*Provided data:*

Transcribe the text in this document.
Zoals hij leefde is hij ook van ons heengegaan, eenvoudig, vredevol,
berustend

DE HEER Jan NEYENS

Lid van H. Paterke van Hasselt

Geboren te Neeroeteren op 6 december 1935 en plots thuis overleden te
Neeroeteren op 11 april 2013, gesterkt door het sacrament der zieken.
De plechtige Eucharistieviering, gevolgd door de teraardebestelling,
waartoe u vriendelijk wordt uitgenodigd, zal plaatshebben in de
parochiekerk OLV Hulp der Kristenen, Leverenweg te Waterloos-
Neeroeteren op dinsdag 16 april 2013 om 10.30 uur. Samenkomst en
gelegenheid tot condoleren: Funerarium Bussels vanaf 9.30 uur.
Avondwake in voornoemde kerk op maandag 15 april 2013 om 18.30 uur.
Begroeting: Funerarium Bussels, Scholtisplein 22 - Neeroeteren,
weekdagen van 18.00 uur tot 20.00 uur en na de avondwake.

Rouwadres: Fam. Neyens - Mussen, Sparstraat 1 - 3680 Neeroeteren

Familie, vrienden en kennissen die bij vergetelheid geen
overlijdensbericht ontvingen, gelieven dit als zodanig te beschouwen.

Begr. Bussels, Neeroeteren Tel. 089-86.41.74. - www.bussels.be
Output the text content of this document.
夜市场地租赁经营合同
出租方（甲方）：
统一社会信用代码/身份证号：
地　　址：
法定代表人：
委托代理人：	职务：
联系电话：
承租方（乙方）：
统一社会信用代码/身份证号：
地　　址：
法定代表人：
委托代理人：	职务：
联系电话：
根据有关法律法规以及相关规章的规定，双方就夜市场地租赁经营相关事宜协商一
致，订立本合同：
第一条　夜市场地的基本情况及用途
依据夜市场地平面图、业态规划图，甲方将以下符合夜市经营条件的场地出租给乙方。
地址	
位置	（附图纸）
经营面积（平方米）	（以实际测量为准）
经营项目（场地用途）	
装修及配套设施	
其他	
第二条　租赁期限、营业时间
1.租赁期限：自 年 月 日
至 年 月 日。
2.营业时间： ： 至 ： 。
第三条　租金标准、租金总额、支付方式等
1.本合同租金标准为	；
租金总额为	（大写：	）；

*To be done:* Each line above is to be repeated exactly.

*Full solution:*
Transcribe the text in this document.
Zoals hij leefde is hij ook van ons heengegaan, eenvoudig, vredevol,
berustend

DE HEER Jan NEYENS

Lid van H. Paterke van Hasselt

Geboren te Neeroeteren op 6 december 1935 en plots thuis overleden te
Neeroeteren op 11 april 2013, gesterkt door het sacrament der zieken.
De plechtige Eucharistieviering, gevolgd door de teraardebestelling,
waartoe u vriendelijk wordt uitgenodigd, zal plaatshebben in de
parochiekerk OLV Hulp der Kristenen, Leverenweg te Waterloos-
Neeroeteren op dinsdag 16 april 2013 om 10.30 uur. Samenkomst en
gelegenheid tot condoleren: Funerarium Bussels vanaf 9.30 uur.
Avondwake in voornoemde kerk op maandag 15 april 2013 om 18.30 uur.
Begroeting: Funerarium Bussels, Scholtisplein 22 - Neeroeteren,
weekdagen van 18.00 uur tot 20.00 uur en na de avondwake.

Rouwadres: Fam. Neyens - Mussen, Sparstraat 1 - 3680 Neeroeteren

Familie, vrienden en kennissen die bij vergetelheid geen
overlijdensbericht ontvingen, gelieven dit als zodanig te beschouwen.

Begr. Bussels, Neeroeteren Tel. 089-86.41.74. - www.bussels.be
Output the text content of this document.
夜市场地租赁经营合同
出租方（甲方）：
统一社会信用代码/身份证号：
地　　址：
法定代表人：
委托代理人：	职务：
联系电话：
承租方（乙方）：
统一社会信用代码/身份证号：
地　　址：
法定代表人：
委托代理人：	职务：
联系电话：
根据有关法律法规以及相关规章的规定，双方就夜市场地租赁经营相关事宜协商一
致，订立本合同：
第一条　夜市场地的基本情况及用途
依据夜市场地平面图、业态规划图，甲方将以下符合夜市经营条件的场地出租给乙方。
地址	
位置	（附图纸）
经营面积（平方米）	（以实际测量为准）
经营项目（场地用途）	
装修及配套设施	
其他	
第二条　租赁期限、营业时间
1.租赁期限：自 年 月 日
至 年 月 日。
2.营业时间： ： 至 ： 。
第三条　租金标准、租金总额、支付方式等
1.本合同租金标准为	；
租金总额为	（大写：	）；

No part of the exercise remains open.